━━━ Article

On the Origin of the Video Essay
Beginning with this Spring 2010 edition, Blackbird is featuring a new form of creative nonfiction we’ve chosen to call the video essay. In its intent the video essay is no different from its print counterpart, which for thousands of years has been a means for writers to confront hard questions on the page. The essayist pushes toward some insight or some truth. That insight, that truth, tends to be hard won, if at all, for the essay tends to ask more than it answers. That asking—whether inscribed in ancient mud, printed on paper, or streamed thirty frames per second—is central to the essay, is the essay.
So it’s been, since shortly after Christ, when a Delphic priest named Plutarch wondered which came first, the chicken or the egg. A thousand years later in Japan, Sei Shōnagon compiled a list in her Pillow Book of “Hateful Things” and “Things That Give a Hot Feeling.” These early works of nonfiction were meditations, lists, biographies, diary entries, advice. But it took an amateur in the time of Shakespeare—a French civil servant in midlife crisis who quit his job to become a writer—to attach a name to the act of exploring the limits of what we know. He called these works Essais. Attempts. Trials.

━━━━━━

Written task A>
Revise the article on the video essay's origins by rewriting the passage that begins at the words "So it’s been, since" and stops after "Essais. Attempts. Trials.", with "Essais" changed to "Essays".
Written task B>
According to the article on the video essay's origins, what question did Plutarch wonder about?
Written task C>
Resume the article on the video essay's origins after its final sentence and keep writing it.

━━━ Extracted entries

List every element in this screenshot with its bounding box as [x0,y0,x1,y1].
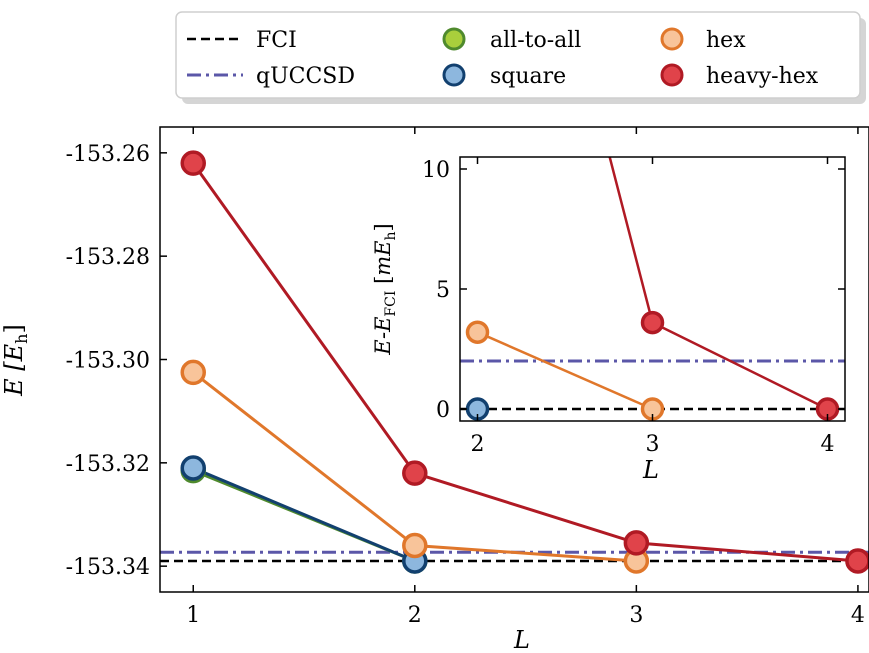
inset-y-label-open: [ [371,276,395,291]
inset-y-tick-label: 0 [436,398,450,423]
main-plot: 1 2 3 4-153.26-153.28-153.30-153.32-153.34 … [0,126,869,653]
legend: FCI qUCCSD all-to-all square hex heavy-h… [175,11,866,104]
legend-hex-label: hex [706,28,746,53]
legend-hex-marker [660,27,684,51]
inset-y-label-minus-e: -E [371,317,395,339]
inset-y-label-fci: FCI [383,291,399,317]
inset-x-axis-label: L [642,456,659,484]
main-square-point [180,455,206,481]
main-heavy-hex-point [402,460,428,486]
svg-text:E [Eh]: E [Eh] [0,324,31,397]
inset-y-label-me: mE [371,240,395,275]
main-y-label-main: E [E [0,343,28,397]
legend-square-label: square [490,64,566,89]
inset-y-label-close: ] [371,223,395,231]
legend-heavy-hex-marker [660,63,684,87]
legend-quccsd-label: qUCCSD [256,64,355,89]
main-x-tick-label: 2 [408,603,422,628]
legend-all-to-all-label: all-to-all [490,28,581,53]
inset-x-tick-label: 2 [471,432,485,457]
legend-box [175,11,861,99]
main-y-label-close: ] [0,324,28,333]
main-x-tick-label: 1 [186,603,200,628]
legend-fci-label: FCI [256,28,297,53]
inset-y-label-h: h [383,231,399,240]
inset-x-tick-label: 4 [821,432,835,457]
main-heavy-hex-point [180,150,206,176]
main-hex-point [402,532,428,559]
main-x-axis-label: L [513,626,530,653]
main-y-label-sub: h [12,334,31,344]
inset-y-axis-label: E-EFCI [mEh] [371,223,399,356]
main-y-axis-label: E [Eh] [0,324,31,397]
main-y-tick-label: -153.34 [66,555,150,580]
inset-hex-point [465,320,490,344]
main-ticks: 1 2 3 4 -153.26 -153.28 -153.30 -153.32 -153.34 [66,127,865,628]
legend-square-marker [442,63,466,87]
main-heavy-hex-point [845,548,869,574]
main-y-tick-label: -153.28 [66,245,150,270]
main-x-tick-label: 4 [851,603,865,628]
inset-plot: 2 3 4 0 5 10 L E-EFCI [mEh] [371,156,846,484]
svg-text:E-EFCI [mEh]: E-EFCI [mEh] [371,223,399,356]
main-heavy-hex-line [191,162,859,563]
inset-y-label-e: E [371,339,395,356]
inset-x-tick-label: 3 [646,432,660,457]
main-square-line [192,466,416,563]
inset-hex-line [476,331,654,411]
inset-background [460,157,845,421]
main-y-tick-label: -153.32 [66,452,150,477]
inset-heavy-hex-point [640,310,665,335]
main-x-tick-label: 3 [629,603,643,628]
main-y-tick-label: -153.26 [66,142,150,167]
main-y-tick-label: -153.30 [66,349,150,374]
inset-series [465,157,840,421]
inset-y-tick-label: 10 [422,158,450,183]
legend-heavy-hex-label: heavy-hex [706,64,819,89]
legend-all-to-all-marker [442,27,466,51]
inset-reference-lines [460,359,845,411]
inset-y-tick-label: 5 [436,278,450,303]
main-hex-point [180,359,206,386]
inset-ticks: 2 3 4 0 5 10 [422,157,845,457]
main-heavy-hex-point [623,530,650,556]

━━━━━━
━━━ Extracted entries

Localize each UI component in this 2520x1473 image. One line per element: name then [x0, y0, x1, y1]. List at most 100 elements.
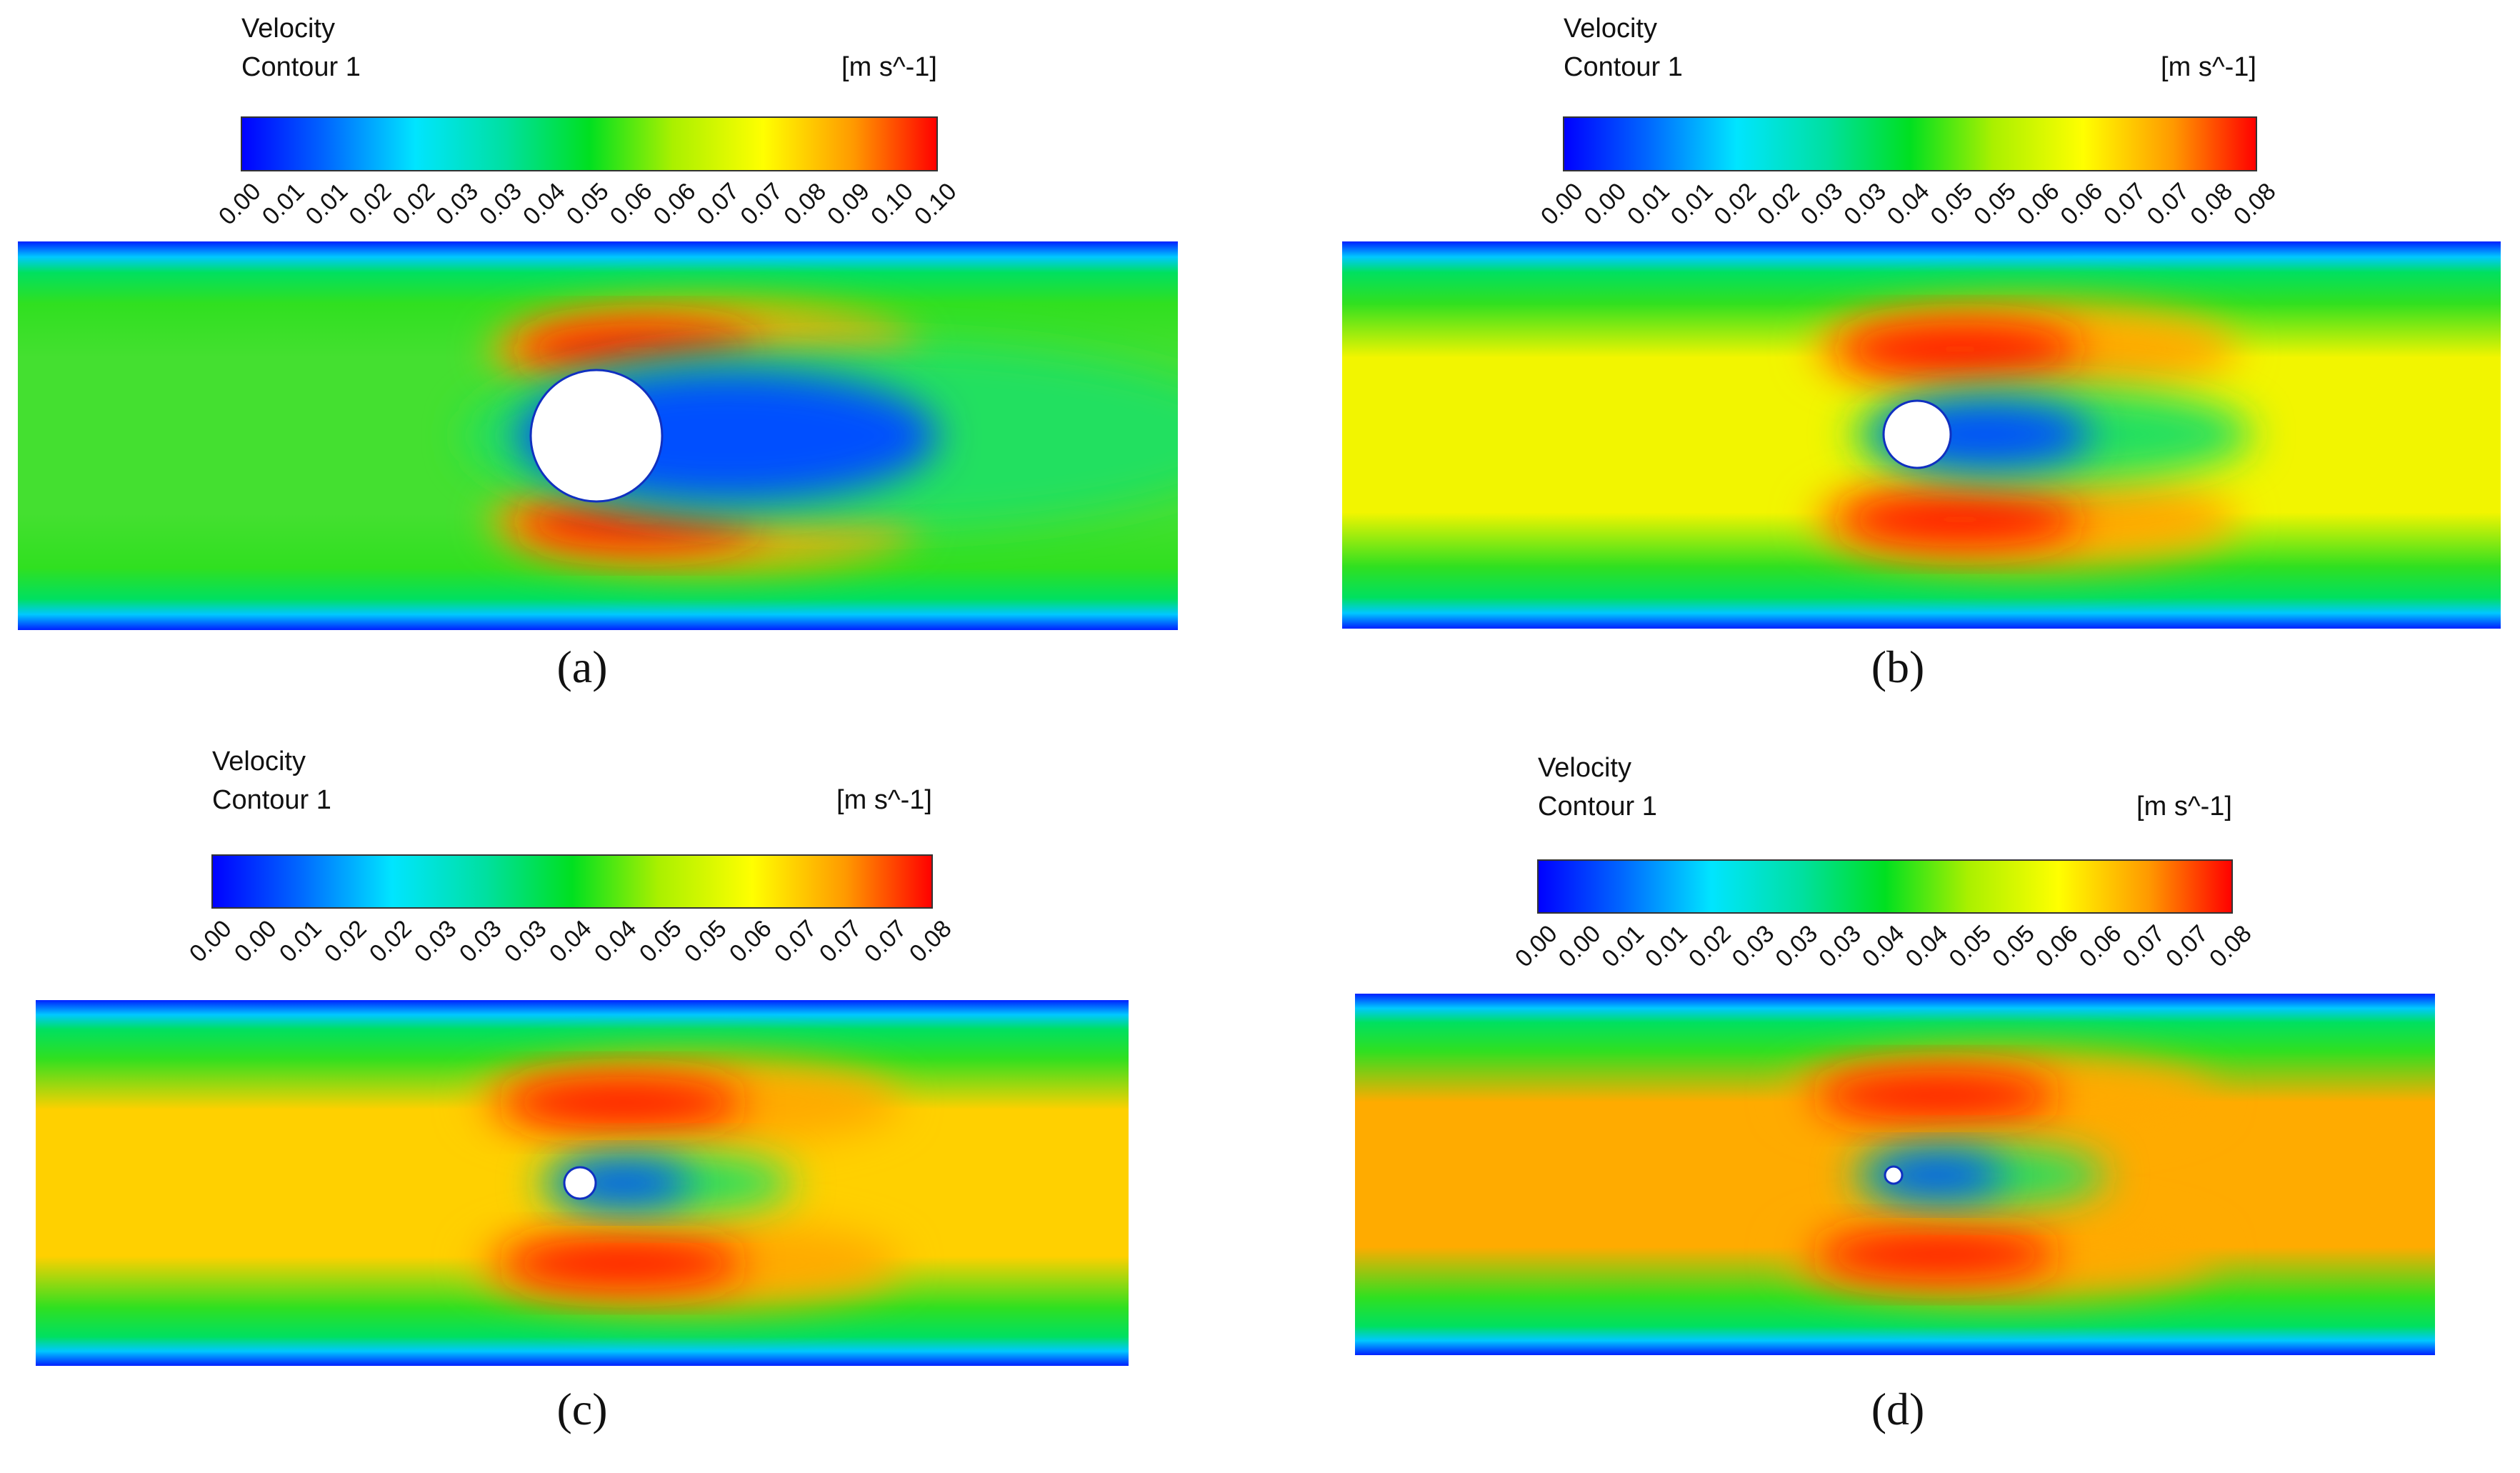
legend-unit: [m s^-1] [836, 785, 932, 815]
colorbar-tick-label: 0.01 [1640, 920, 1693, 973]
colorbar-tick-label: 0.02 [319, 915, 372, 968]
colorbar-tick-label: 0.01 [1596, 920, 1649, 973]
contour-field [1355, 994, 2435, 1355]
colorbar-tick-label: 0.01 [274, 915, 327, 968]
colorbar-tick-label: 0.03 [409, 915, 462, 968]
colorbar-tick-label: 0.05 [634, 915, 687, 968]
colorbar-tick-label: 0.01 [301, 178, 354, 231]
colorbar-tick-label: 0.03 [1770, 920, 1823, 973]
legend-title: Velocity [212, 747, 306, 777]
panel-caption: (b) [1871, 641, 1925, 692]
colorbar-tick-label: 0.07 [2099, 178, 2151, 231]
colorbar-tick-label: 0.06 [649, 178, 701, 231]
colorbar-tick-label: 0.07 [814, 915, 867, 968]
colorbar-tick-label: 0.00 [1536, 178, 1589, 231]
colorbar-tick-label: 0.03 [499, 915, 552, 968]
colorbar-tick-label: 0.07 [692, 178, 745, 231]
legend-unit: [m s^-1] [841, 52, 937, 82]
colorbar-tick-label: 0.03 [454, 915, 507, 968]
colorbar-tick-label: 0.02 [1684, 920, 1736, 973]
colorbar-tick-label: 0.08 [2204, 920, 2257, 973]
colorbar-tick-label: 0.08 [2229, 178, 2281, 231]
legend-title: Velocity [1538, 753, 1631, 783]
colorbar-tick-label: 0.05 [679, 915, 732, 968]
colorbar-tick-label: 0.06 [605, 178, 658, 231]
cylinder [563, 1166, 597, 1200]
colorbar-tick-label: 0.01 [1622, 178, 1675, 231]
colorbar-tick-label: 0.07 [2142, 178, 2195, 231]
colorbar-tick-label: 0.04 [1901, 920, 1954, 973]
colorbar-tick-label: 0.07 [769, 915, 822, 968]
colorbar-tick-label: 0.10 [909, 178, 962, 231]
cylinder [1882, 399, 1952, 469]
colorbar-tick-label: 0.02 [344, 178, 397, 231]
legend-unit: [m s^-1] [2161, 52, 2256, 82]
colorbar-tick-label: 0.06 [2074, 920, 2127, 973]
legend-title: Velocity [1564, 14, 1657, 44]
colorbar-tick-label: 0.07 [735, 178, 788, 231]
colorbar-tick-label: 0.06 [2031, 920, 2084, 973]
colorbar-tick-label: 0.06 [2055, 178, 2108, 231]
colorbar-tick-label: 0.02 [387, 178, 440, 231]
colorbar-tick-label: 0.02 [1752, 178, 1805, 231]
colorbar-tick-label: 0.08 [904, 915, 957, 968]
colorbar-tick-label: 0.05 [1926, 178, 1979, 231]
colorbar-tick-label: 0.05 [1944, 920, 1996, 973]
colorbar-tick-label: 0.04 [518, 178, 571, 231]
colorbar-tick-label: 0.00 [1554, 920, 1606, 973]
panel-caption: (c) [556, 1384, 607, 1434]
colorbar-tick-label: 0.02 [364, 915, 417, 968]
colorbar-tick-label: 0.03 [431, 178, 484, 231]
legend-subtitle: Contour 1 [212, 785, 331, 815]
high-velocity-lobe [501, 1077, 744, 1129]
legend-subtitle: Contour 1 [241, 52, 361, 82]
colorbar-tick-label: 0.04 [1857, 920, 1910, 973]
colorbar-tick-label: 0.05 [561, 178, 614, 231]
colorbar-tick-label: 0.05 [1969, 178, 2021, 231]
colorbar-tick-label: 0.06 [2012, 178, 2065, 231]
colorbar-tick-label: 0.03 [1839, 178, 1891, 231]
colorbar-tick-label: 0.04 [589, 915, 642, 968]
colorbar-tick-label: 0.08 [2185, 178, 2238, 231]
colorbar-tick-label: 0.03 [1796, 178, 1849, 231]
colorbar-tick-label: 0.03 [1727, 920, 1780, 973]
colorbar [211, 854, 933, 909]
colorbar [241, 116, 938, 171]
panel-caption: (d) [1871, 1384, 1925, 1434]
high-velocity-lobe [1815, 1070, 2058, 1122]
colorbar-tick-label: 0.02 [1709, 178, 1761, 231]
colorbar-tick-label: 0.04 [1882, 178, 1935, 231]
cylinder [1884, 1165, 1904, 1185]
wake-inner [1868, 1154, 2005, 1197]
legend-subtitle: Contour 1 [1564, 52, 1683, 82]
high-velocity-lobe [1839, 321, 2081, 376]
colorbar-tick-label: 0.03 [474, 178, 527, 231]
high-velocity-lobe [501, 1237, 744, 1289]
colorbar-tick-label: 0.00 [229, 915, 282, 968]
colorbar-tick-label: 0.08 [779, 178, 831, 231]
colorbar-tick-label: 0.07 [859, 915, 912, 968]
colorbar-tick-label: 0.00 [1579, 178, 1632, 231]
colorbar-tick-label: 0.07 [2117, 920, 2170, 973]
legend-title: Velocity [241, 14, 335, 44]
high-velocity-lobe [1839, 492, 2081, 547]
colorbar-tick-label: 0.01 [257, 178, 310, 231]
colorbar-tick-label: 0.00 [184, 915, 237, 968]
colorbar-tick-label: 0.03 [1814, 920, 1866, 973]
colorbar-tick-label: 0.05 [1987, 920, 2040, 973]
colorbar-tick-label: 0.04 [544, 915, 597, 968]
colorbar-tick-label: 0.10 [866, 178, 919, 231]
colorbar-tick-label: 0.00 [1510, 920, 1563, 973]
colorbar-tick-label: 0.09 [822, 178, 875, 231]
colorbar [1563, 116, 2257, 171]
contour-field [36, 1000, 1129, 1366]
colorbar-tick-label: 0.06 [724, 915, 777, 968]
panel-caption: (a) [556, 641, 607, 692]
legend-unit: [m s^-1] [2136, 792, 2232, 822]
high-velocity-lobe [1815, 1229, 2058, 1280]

━━━━━━

Exercise output A>
So it’s been, since shortly after Christ, when a Delphic priest named Plutarch wondered which came first, the chicken or the egg. A thousand years later in Japan, Sei Shōnagon compiled a list in her Pillow Book of “Hateful Things” and “Things That Give a Hot Feeling.” These early works of nonfiction were meditations, lists, biographies, diary entries, advice. But it took an amateur in the time of Shakespeare—a French civil servant in midlife crisis who quit his job to become a writer—to attach a name to the act of exploring the limits of what we know. He called these works Essays. Attempts. Trials.

Exercise output B>
Which came first, the chicken or the egg.

Exercise output C>
Michel de Montaigne drew thematic inspiration from Plutarch, but his meditations could be associative, rambling, prickly, polyvalent. Like Shōnagon’s. Which isn’t to say a personal assistant to the Japanese empress during the Heian dynasty shaped the work of Montaigne. She didn’t, so far as we know. But Shōnagon’s essay, “Things That Quicken the Heart,” is the central, soulful motif of Chris Marker’s Sans Soleil (1982), one of the first great film essays of our time. In Sans Soleil Marker channels his meditation on truth and memory through Sandor Krasna, an offscreen personage whose letters (in the English-language version) are voiced by Canadian actress Alexandra Stewart. Despite the fictional scrim, Sans Soleil remains solidly an essay, a work of nonfiction that casts multiple lines of inquiry—among them, how images rewrite memory—and renders them as poetic evocations of lived experience. Watching Sans Soleil, you can almost hear Chris Marker whisper, Here is the problem of being alive right now.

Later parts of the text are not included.